> **EXERCISE PROMPT**
Pull out every line in the data that has the string "signal" in it.

___ INFORMATION PROVIDED ___

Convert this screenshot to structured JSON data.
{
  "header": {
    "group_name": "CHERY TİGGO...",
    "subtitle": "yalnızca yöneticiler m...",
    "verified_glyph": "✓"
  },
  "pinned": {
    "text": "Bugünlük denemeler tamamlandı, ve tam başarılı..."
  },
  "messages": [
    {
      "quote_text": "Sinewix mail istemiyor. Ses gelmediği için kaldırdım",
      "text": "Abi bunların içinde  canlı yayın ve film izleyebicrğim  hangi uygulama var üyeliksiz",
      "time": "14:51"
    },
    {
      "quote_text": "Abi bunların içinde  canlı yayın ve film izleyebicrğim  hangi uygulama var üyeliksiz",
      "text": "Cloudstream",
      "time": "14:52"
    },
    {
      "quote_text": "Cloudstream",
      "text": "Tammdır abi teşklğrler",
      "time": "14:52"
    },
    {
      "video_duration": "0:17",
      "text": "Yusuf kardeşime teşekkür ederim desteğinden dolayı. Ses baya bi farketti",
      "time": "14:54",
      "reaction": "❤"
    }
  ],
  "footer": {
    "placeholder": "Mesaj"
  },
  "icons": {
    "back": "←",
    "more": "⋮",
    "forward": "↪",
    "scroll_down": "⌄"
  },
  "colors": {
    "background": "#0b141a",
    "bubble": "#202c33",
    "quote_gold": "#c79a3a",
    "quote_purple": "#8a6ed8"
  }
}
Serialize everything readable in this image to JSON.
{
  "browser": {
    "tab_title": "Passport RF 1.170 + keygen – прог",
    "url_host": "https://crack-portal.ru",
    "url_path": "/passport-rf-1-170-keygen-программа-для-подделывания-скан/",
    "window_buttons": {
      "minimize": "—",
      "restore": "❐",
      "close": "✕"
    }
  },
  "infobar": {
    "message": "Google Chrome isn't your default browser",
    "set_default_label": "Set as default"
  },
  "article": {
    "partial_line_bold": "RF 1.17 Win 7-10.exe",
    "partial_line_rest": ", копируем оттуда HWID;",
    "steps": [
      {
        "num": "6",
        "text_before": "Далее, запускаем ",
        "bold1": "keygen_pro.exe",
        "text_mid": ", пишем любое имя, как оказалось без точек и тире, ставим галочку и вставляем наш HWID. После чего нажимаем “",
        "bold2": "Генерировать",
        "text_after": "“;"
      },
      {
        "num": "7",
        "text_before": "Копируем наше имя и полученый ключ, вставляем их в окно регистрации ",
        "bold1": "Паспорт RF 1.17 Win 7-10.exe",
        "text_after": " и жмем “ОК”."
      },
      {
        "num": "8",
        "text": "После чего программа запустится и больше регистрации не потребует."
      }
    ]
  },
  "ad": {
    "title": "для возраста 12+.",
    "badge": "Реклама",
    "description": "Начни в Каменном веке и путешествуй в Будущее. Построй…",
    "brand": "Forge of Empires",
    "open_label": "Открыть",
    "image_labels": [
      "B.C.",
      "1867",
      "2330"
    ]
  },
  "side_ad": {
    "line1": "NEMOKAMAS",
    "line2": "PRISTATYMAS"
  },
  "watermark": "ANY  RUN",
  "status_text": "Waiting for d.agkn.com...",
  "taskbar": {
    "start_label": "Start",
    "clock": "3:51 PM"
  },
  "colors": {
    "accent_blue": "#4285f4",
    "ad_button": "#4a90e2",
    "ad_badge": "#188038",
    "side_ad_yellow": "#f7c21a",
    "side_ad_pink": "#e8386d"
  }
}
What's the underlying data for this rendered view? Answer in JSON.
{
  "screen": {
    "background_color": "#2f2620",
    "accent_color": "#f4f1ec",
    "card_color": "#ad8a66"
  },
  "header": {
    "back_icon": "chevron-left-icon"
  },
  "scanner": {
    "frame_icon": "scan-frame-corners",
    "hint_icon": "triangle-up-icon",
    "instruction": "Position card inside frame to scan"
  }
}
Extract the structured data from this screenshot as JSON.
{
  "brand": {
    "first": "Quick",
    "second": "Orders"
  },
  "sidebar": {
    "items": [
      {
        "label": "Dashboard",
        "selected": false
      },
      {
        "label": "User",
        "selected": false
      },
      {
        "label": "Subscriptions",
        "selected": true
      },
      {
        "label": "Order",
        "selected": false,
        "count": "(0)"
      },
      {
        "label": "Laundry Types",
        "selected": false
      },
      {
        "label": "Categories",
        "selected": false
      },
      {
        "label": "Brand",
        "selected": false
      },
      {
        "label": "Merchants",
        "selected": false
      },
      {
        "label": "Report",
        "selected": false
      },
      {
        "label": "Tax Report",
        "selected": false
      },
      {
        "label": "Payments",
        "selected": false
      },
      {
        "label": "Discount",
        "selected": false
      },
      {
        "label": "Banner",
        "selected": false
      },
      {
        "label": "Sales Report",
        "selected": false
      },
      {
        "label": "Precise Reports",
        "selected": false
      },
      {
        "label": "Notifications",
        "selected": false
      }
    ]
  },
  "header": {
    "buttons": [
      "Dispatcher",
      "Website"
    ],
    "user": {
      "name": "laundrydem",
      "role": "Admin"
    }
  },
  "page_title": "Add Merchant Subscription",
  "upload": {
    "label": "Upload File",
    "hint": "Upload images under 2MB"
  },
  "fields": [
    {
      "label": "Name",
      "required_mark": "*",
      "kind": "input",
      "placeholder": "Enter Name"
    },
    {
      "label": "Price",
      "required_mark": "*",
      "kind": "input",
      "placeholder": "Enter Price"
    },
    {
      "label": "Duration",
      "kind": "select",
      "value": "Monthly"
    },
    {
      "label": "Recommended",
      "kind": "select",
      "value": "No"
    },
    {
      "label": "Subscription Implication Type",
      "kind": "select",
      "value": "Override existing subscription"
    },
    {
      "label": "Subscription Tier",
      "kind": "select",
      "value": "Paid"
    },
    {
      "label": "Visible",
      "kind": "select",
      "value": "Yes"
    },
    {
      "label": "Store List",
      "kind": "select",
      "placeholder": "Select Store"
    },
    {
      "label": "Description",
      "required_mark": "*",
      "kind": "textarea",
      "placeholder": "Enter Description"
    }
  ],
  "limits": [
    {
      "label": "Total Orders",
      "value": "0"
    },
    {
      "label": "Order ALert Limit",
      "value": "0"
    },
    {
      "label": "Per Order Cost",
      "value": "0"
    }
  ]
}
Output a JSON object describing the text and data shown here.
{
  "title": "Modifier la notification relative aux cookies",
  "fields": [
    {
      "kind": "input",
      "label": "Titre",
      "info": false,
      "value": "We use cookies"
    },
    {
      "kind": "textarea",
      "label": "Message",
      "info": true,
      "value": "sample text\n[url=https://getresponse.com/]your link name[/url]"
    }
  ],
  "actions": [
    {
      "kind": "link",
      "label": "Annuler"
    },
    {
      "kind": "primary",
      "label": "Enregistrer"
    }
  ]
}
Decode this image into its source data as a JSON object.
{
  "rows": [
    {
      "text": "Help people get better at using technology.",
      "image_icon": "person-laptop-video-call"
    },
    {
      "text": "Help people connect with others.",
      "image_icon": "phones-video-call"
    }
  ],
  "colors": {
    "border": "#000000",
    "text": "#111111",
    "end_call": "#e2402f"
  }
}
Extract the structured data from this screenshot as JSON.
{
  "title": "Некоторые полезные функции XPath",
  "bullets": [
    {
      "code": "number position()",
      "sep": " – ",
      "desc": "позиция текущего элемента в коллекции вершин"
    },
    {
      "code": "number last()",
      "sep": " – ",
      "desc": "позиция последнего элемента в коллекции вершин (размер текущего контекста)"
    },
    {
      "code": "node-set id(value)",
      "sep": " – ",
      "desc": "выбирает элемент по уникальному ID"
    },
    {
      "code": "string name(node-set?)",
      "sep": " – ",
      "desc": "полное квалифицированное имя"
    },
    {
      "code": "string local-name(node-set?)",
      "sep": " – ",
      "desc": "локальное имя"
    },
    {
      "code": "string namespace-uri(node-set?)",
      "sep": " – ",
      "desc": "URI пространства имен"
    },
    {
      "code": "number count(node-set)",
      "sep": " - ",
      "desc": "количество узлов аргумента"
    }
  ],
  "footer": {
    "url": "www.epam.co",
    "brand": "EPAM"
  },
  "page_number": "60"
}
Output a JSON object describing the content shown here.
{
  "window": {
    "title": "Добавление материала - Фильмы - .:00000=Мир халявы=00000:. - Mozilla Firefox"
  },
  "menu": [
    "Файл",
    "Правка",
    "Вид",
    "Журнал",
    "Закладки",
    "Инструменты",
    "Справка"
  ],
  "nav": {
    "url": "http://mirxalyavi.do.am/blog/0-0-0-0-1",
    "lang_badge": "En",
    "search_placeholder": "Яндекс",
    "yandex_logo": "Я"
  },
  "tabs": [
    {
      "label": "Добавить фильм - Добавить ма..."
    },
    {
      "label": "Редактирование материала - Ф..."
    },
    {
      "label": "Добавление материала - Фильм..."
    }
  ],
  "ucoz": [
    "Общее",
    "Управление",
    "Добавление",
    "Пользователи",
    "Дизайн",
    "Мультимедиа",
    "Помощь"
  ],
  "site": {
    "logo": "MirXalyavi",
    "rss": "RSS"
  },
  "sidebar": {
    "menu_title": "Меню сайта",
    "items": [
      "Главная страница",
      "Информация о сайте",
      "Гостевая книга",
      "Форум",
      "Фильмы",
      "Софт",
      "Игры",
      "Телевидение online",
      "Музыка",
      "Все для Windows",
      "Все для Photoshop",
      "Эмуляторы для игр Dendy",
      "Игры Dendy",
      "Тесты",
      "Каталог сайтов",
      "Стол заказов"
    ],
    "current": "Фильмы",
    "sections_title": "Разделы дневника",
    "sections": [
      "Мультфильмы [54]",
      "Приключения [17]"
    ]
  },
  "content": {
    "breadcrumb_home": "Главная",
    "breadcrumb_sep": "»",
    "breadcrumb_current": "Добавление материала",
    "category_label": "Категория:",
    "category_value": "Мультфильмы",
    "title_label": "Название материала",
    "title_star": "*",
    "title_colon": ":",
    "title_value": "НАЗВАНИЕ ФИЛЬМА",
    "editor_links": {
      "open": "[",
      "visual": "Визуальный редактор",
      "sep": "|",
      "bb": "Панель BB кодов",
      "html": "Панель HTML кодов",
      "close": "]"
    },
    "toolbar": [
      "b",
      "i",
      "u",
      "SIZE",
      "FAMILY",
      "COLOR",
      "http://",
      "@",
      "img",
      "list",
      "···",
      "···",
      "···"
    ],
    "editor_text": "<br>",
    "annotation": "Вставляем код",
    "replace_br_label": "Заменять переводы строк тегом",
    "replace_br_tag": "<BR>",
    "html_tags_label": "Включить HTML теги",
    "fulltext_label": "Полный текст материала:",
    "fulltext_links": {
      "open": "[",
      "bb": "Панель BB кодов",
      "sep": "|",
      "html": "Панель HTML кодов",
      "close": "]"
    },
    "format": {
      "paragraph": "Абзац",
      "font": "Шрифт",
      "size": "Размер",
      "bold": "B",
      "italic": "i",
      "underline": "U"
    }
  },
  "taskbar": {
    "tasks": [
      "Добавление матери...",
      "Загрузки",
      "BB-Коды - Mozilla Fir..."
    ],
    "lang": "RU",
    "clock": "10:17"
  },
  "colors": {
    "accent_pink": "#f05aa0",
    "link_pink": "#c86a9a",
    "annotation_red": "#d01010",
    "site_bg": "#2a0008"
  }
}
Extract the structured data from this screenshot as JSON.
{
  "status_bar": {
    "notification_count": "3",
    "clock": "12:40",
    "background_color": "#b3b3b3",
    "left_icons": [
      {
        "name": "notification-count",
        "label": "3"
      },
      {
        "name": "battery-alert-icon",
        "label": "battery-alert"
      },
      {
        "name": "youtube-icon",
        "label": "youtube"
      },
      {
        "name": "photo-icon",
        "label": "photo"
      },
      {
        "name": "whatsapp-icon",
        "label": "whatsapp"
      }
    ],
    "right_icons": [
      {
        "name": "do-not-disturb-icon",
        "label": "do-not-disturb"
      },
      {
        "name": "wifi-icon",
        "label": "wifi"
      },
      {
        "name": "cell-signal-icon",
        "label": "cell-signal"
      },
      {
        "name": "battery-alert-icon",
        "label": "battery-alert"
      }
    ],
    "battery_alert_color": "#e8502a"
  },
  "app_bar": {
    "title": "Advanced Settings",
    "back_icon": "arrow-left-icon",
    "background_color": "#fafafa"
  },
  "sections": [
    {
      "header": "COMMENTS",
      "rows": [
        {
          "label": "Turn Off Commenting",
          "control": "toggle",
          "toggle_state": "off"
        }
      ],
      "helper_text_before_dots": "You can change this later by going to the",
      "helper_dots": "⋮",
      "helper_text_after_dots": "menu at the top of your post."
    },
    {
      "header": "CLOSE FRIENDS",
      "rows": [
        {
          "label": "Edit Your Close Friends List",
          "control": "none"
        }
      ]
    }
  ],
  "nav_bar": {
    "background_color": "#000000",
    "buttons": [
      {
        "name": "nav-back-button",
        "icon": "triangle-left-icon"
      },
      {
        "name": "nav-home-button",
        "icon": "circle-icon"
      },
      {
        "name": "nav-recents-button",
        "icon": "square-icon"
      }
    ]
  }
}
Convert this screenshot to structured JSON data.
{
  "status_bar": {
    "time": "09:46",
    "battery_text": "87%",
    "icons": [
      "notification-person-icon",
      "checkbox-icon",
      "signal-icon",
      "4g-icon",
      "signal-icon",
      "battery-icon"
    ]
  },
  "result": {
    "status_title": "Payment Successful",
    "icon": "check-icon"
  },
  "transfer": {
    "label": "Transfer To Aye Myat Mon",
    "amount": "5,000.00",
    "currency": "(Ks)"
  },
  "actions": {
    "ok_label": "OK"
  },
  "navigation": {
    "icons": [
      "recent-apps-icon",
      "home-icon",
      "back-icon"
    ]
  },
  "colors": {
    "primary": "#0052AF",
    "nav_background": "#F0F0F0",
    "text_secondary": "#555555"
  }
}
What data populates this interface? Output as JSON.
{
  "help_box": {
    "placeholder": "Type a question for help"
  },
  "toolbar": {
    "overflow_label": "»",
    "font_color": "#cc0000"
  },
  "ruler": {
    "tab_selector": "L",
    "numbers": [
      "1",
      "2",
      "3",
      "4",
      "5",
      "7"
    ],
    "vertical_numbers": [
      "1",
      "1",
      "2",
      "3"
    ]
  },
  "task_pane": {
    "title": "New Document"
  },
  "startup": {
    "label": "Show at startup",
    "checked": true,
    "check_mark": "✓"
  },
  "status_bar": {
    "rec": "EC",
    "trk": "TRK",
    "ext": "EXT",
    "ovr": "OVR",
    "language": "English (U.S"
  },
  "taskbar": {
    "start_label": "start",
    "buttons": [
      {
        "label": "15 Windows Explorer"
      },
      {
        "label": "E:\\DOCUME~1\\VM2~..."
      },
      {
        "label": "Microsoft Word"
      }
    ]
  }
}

___

> **FULL ANSWER**
        "name": "cell-signal-icon",
        "label": "cell-signal"
      "signal-icon",
      "signal-icon",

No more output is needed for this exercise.